● **What needs to be done**
Gather up the lines with the word "Alarm" in them.

╭──

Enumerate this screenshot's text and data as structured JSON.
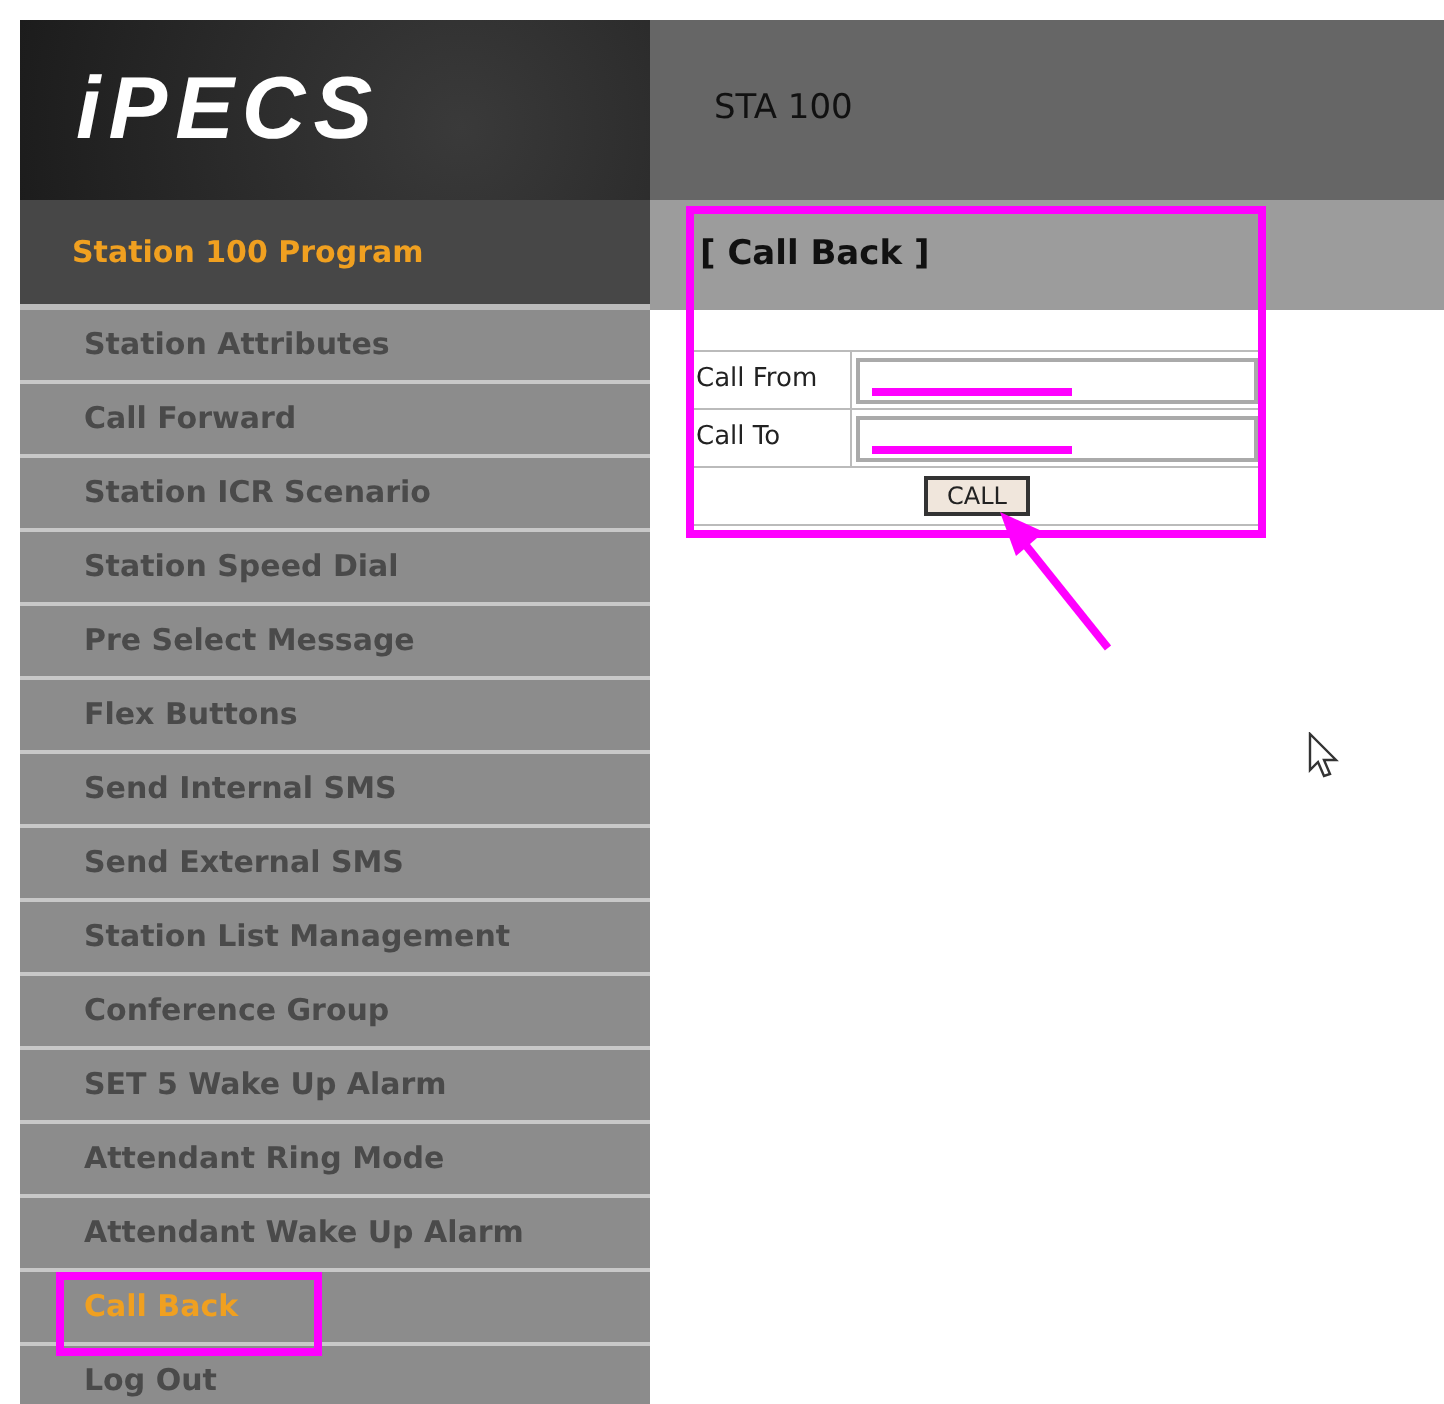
{
  "logo": {
    "text": "iPECS"
  },
  "header": {
    "title": "STA 100"
  },
  "sidebar": {
    "heading": "Station 100 Program",
    "items": [
      {
        "label": "Station Attributes",
        "selected": false
      },
      {
        "label": "Call Forward",
        "selected": false
      },
      {
        "label": "Station ICR Scenario",
        "selected": false
      },
      {
        "label": "Station Speed Dial",
        "selected": false
      },
      {
        "label": "Pre Select Message",
        "selected": false
      },
      {
        "label": "Flex Buttons",
        "selected": false
      },
      {
        "label": "Send Internal SMS",
        "selected": false
      },
      {
        "label": "Send External SMS",
        "selected": false
      },
      {
        "label": "Station List Management",
        "selected": false
      },
      {
        "label": "Conference Group",
        "selected": false
      },
      {
        "label": "SET 5 Wake Up Alarm",
        "selected": false
      },
      {
        "label": "Attendant Ring Mode",
        "selected": false
      },
      {
        "label": "Attendant Wake Up Alarm",
        "selected": false
      },
      {
        "label": "Call Back",
        "selected": true
      },
      {
        "label": "Log Out",
        "selected": false
      }
    ]
  },
  "panel": {
    "title": "[ Call Back ]",
    "fields": [
      {
        "label": "Call From"
      },
      {
        "label": "Call To"
      }
    ],
    "button": "CALL"
  }
}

╰──

● **The answer**
        "label": "SET 5 Wake Up Alarm",
        "label": "Attendant Wake Up Alarm",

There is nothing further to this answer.